Stored entries
######
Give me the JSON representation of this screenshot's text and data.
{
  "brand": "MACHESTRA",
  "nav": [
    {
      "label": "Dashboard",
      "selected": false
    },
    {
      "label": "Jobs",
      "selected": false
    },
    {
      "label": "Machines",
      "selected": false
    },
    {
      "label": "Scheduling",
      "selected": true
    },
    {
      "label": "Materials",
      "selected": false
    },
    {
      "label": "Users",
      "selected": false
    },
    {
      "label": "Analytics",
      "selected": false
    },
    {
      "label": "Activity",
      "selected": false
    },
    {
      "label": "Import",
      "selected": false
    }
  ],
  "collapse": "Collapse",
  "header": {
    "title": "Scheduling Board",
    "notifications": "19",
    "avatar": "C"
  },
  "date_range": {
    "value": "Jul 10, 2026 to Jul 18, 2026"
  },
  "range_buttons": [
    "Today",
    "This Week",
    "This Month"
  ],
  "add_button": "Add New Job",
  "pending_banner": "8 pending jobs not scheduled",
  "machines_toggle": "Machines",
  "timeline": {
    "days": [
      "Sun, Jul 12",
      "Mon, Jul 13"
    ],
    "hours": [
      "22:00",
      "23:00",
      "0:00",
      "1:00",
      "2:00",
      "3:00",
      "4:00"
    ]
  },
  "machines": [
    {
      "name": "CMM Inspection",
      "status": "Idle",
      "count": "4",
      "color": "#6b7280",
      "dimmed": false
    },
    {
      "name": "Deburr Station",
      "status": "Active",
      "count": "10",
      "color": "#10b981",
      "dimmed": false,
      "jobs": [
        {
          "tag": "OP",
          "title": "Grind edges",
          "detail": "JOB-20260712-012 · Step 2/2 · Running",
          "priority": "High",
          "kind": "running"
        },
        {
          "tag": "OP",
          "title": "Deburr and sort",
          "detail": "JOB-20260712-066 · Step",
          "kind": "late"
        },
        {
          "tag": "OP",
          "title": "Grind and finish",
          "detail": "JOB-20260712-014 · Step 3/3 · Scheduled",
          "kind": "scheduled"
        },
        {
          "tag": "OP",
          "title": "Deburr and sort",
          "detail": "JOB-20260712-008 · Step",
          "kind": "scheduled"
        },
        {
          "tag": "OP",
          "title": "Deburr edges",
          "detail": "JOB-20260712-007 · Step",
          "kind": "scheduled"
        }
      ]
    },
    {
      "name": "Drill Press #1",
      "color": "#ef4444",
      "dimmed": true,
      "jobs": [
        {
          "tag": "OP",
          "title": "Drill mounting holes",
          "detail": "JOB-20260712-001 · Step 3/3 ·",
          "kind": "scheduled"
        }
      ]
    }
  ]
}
######
### The task
Look through the entries above for the word "edges". Copy every line where it shows up.

### Correct response
          "title": "Grind edges",
          "title": "Deburr edges",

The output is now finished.